■ DATASET RECORDS
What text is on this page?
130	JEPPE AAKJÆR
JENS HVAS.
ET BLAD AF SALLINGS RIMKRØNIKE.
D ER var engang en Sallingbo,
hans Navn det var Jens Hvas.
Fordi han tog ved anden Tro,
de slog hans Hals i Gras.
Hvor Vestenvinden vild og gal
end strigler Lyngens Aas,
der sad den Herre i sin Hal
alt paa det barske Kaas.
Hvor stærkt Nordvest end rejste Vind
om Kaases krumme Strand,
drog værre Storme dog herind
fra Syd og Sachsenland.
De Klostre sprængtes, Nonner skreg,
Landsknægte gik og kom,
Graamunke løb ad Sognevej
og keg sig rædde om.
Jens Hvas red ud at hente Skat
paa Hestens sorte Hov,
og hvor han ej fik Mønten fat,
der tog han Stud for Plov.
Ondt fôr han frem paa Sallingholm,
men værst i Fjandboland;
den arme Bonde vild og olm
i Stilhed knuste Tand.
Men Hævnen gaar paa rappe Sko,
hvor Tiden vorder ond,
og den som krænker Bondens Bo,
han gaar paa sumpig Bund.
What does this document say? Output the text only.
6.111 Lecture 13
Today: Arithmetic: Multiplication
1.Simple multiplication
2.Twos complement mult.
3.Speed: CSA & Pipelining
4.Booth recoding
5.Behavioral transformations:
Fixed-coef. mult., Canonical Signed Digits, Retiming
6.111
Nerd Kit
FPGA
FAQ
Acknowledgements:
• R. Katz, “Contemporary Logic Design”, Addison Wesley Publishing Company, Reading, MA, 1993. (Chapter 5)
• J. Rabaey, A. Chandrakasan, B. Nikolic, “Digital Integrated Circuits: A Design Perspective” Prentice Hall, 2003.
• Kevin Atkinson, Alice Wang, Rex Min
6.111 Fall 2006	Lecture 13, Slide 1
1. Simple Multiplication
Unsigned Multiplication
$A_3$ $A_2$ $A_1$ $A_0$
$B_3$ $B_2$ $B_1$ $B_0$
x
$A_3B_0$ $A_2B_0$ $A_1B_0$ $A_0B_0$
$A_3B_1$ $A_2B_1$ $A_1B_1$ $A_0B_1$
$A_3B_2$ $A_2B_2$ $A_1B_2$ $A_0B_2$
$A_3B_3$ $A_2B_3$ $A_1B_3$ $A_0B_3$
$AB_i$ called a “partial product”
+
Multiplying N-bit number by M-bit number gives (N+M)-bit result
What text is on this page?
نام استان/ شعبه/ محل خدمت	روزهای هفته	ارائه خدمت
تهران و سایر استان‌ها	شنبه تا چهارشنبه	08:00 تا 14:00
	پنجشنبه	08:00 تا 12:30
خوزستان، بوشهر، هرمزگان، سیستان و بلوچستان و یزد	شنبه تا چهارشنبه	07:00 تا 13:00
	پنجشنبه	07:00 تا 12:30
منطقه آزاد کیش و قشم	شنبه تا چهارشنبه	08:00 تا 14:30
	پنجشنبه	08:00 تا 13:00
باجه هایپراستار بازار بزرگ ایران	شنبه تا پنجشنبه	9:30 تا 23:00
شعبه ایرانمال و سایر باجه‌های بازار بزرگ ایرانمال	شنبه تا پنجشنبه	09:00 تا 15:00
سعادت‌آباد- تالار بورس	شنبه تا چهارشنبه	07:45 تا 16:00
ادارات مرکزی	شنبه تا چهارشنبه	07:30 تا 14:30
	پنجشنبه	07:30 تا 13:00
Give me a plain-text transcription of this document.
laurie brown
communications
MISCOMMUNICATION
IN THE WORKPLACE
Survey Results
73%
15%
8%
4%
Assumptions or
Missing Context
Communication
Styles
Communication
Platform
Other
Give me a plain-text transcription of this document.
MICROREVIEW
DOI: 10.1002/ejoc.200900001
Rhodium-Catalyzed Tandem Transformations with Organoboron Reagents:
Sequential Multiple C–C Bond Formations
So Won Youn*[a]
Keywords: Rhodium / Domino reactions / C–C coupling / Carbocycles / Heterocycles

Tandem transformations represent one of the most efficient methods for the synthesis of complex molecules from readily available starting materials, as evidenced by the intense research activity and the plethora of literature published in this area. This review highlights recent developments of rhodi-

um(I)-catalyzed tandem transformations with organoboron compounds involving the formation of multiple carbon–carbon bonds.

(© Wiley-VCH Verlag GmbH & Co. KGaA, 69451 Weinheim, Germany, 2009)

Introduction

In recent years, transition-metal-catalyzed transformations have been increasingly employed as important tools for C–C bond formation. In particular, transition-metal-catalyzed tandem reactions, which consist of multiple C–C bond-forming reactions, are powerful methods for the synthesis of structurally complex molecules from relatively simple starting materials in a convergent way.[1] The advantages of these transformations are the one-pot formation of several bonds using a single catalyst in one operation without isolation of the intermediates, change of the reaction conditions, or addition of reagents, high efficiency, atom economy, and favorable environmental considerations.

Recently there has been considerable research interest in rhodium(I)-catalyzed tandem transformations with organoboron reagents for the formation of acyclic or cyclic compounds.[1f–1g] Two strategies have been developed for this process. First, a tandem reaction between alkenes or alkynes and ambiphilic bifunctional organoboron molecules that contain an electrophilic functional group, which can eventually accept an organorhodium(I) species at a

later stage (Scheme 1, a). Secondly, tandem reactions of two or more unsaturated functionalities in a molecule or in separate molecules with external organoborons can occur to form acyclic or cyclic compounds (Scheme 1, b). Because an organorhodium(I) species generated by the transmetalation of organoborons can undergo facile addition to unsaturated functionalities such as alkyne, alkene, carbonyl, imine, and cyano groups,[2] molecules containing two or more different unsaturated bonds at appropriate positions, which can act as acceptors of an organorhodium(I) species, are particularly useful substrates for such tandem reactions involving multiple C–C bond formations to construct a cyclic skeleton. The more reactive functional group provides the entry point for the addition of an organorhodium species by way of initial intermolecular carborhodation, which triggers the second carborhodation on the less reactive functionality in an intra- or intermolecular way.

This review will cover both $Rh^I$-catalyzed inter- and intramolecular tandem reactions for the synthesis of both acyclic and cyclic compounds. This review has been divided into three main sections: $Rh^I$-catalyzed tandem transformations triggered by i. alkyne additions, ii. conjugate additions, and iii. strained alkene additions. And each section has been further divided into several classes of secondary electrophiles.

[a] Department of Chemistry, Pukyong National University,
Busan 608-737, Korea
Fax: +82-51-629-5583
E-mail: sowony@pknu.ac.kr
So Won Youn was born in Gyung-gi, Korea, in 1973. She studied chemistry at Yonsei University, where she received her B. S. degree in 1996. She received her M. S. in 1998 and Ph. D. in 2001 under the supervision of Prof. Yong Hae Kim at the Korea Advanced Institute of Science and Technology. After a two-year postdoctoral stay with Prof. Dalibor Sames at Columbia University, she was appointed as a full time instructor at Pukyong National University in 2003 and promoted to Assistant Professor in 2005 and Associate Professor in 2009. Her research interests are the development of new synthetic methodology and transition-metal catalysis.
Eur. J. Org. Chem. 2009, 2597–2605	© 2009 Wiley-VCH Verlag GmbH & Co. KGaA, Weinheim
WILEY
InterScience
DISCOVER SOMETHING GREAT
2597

■ DESCRIPTION OF THE TASK
Output a single number: how many lines contain the word "Design".

■ FINAL ANSWER
2